Work instructions: Pick up the commentary on Samson and Delilah after its last sentence and keep writing it.
— Start of Document text —
The long-suffering of God, which the saints are exhorted (2 Peter 2:15) to account salvation, is in Samson s case presumed upon, and the besetting sin at last finds him out. The sin is single, but it is not the first of its kind, nor is it isolated. The years of self-indulgence were preparing for this—a mad revel of voluptuousness and a deliberate denial of Jehovah. The scenes of this tragedy have a typical interest, and they are sketched lightly but indelibly by a master hand. In the gradual but deliberate breaking of his vow we have a parallel to Peter's threefold denial of his Lord.
I. SENSUALITY LULLS THE SOUL INTO A FATAL SLUMBER, AND DESTROYS ITS SENSE OF DUTY AND ITS CAPACITY FOR USEFULNESS.
II. COMPANIONS IN GUILT MAY DO US MORE HARM THAN OUR WORST ENEMIES. Here the serviceableness of Delilah is at once perceived by her fellow-countrymen, and they hasten to make use of her. The bribe offered, not necessarily ever paid, not only shows the importance of Samson in their eyes, but the value they set upon the influence of this lustful woman. How much mischief can a single transgressor do, not only directly, but through influence! Here it was not only a man betrayed to his enemies, but a soul undone. "What shall a man give," etc. "He knoweth not that the dead are there, and that her guests are in the depths of hell" (Proverbs 9:15-18). The harlot's house, and what it introduces to.
III. THE UNGODLY MISAPPREHEND THE SECRET AND NATURE OF SPIRITUAL STRENGTH. The Philistines evidently thought Samson's power lay in the efficacy of some charm. It is this they seek to obtain. They are incapable of thinking of a higher influence. Samson accordingly plays with this superstitious fancy, giving at the same time in each of his answers a parabolic or riddle-like shadowing forth of the true secret. So Satan and his servants tempt the Christian by altering the outward circumstances of life, associations, habits, etc; through which the life works, but of which it is independent. Until the saint yields it up, the secret of his life with God is safe.
IV. EVEN IN THE MOMENT AND CRISIS OF SPIRITUAL DOWNFALL THERE ARE DIVINE INTERPOSITIONS, RETARDATIONS, AND OCCASIONS FOR REPENTANCE. The Spirit of God was evidently working through the mind of Samson, and suggesting the evasive riddles, parables, etc; that seeing they might not see, etc. The question of his downfall is thereby brought several times before himself ere it actually takes place. So Peter and the cock-crow. In how many lives is this providential method illustrated! Temptation is played with until, constrictor-like, it springs upon its prey. Recollections of childhood's lessons, early scenes, etc. are very potent at such times.
— End of Document text —
— Start of Rows —
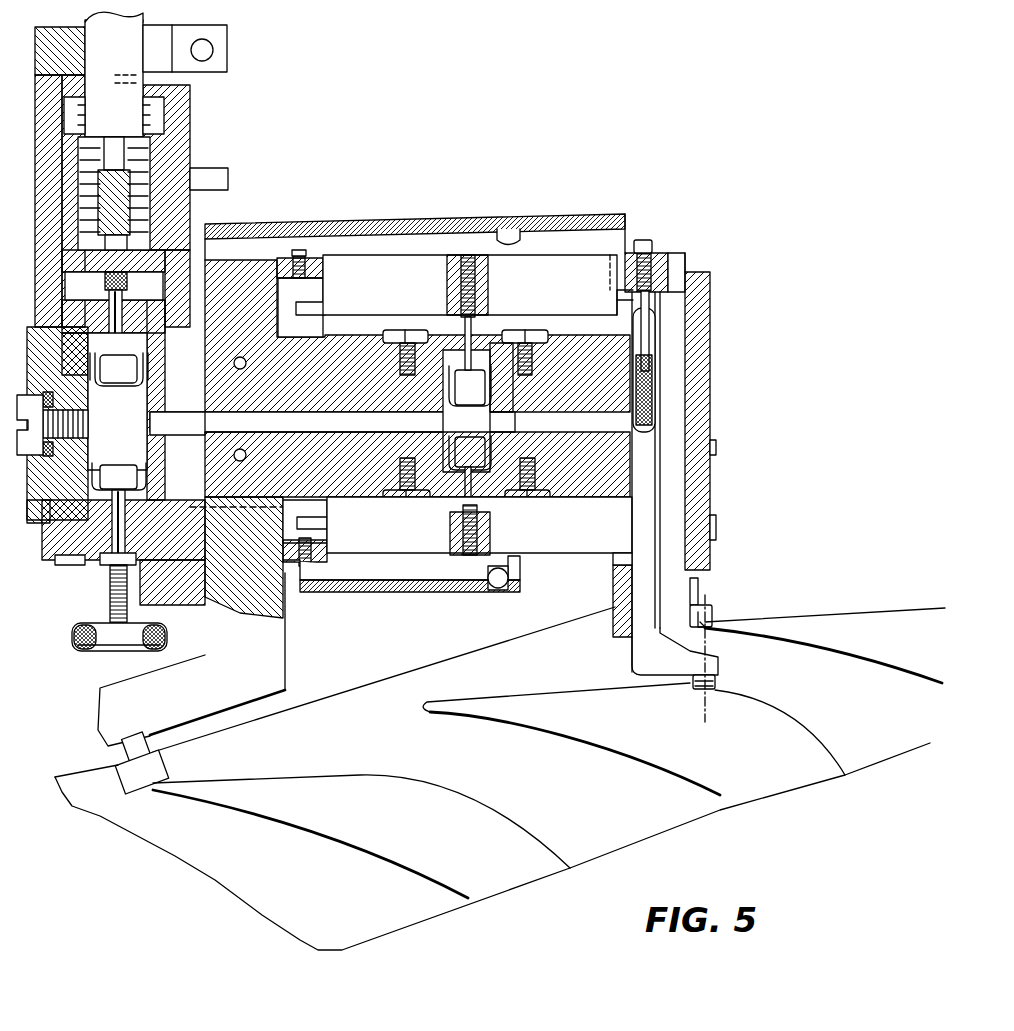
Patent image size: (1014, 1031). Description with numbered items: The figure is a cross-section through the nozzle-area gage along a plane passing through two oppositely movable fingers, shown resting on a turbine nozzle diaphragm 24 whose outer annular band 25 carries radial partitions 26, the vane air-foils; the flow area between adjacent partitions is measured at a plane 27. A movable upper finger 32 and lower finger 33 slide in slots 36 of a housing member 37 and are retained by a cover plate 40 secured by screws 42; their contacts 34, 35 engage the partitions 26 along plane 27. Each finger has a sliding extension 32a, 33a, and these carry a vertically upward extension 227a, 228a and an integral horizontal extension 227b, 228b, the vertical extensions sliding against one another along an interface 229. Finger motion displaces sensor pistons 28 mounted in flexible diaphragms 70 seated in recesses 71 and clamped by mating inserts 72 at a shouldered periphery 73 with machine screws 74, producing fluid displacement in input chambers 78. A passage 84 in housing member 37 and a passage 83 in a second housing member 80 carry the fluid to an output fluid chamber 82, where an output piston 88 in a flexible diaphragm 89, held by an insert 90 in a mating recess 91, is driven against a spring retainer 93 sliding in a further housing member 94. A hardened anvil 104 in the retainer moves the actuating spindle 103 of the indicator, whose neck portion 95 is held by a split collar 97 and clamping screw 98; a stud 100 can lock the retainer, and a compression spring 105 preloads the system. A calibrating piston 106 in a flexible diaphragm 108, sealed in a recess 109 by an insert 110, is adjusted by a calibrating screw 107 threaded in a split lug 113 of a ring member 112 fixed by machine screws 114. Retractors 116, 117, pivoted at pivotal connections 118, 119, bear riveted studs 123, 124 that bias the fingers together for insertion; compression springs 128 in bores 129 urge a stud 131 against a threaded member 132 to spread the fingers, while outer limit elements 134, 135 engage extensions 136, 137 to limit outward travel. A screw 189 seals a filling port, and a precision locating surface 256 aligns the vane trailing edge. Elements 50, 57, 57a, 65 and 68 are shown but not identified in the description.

The turbine nozzle diaphragm 24 is at (60, 766).
The outer annular band 25 is at (266, 903).
The radial partitions 26 is at (213, 805).
The plane 27 is at (707, 717).
The sensor pistons 28 is at (470, 418).
The upper fingers 32 is at (680, 582).
The sliding extension 32a is at (713, 458).
The lower fingers 33 is at (643, 674).
The sliding extension 33a is at (694, 568).
The contacts 34 is at (708, 622).
The contacts 35 is at (700, 690).
The slot 36 is at (705, 402).
The housing member 37 is at (589, 466).
The cover plate 40 is at (708, 290).
The screws 42 is at (715, 445).
The upper block 50 is at (615, 455).
The support plate 57 is at (283, 640).
The locating block 57a is at (158, 772).
The lower adjusting screw mount 65 is at (452, 540).
The upper chamber 68 is at (447, 291).
The flexible diaphragms 70 is at (480, 505).
The recesses 71 is at (467, 500).
The mating inserts 72 is at (500, 455).
The shouldered periphery 73 is at (540, 332).
The machine screws 74 is at (462, 323).
The input chambers 78 is at (332, 411).
The second housing member 80 is at (40, 525).
The output fluid chamber 82 is at (117, 401).
The passage 83 is at (177, 423).
The passage 84 is at (322, 432).
The output piston 88 is at (119, 369).
The flexible diaphragm 89 is at (108, 388).
The insert 90 is at (128, 300).
The mating recess 91 is at (197, 343).
The spring retainer 93 is at (160, 232).
The further housing member 94 is at (190, 100).
The neck portion 95 is at (140, 65).
The split collar 97 is at (227, 33).
The clamping screw 98 is at (213, 50).
The stud 100 is at (224, 178).
The actuating spindle 103 is at (172, 198).
The hardened anvil 104 is at (106, 286).
The compression spring 105 is at (150, 110).
The calibrating piston 106 is at (119, 477).
The calibrating screw 107 is at (98, 652).
The flexible diaphragm 108 is at (128, 463).
The recess 109 is at (198, 503).
The insert 110 is at (104, 555).
The ring member 112 is at (62, 563).
The split lug 113 is at (108, 600).
The machine screws 114 is at (100, 565).
The retractor 116 is at (472, 228).
The retractor 117 is at (443, 592).
The pivotal connection 118 is at (247, 363).
The pivotal connection 119 is at (247, 455).
The riveted studs 123 is at (500, 238).
The riveted studs 124 is at (510, 575).
The compression springs 128 is at (657, 365).
The bore 129 is at (657, 385).
The stud 131 is at (628, 300).
The threaded member 132 is at (652, 243).
The outer limit element 134 is at (300, 255).
The outer limit element 135 is at (312, 563).
The extension 136 is at (315, 305).
The extension 137 is at (313, 520).
The screw 189 is at (90, 414).
The vertically upward extension 227a is at (675, 420).
The horizontal extension 227b is at (556, 272).
The vertically upward extension 228a is at (658, 502).
The horizontal extension 228b is at (479, 525).
The interface 229 is at (672, 478).
The precision locating surface 256 is at (700, 600).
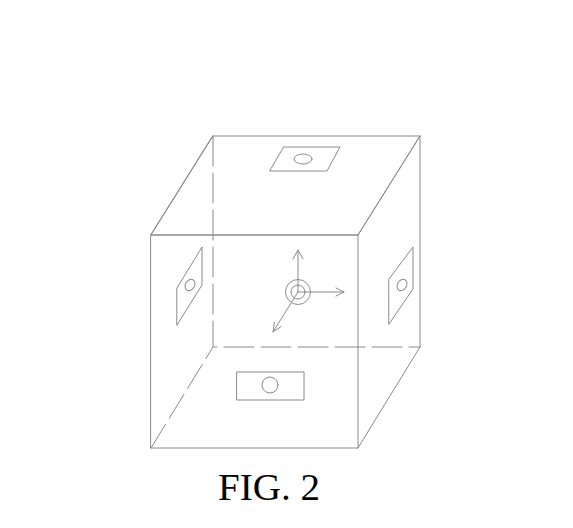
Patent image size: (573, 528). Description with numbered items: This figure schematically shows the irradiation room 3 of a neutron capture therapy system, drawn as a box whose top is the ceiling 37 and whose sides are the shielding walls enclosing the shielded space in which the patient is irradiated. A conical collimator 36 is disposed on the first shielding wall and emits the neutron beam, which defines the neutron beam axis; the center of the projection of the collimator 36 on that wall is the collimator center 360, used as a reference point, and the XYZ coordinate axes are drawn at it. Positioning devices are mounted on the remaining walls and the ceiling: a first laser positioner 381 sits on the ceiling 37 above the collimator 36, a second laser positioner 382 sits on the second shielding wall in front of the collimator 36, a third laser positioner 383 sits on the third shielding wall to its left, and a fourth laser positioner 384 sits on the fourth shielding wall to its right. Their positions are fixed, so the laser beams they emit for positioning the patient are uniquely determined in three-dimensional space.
— End of Rows —
Result below:
V. WHEN THE SAINT'S VOW TO GOD IS BROKEN, ALL IS LOST. The secret is out, and the charmed life is helpless. A wreck of a man. Nothing left but the memory of an irreparable past and the burden of self-wrought helplessness. There are no ruins so pitiful as those of men who once were saints and Christian workers, Sunday-school teachers, ministers, etc. How dark is the world and life when the soul's light has gone out! With God the weakest is strong, without him the strongest is weak. "His eyes, blinded by sensuality, saw not the treason; soon, blinded by the enemy, he should see neither sun, nor men, but only God. That done, he turned back, and God came back to him" (Lange).—M.
16:20
And he wist not that the Lord (Jehovah)was departed from him.
A common state with many in Christ's Church. They are useless, helpless, and miserable, and they do not realise its significance. They try the customary methods, duties, etc; but fail to produce the looked-for results. They "go out as at other times before," but still is the spirit bound. Hitherto the Philistines knew not the secret of his strength, now he does not realise the secret of his weakness.
I. SPIRITUAL IGNORANCE RESULTS FROM SPIRITUAL DOWNFALL. This is a partial converse of "he that doeth the word shall know of the doctrine." A mark of those in whom the truth is not, is that they deceive themselves; they fancy they are still the same as formerly. How subtle yet infinite is this distinction—with God, without God!
II. THE LOSS SUSTAINED BY THE FALLEN SOUL IS GREATER THAN IT REALISES. Only gradually does the experience work itself out, in a Judas's remorse or a Peter's repentance. Samson thought his strength merely had gone—it was God, the Giver of his strength. "Whoever has God knows it; whomsoever he has left knows it not" (Lange).—M.
HOMILIES BY W.F. ADENEY
16:15-17
Samson's weariness.
Samson's weakness is twofold. Through lack of moral strength he reveals the secret of his physical strength, and is thus betrayed into the loss of this also.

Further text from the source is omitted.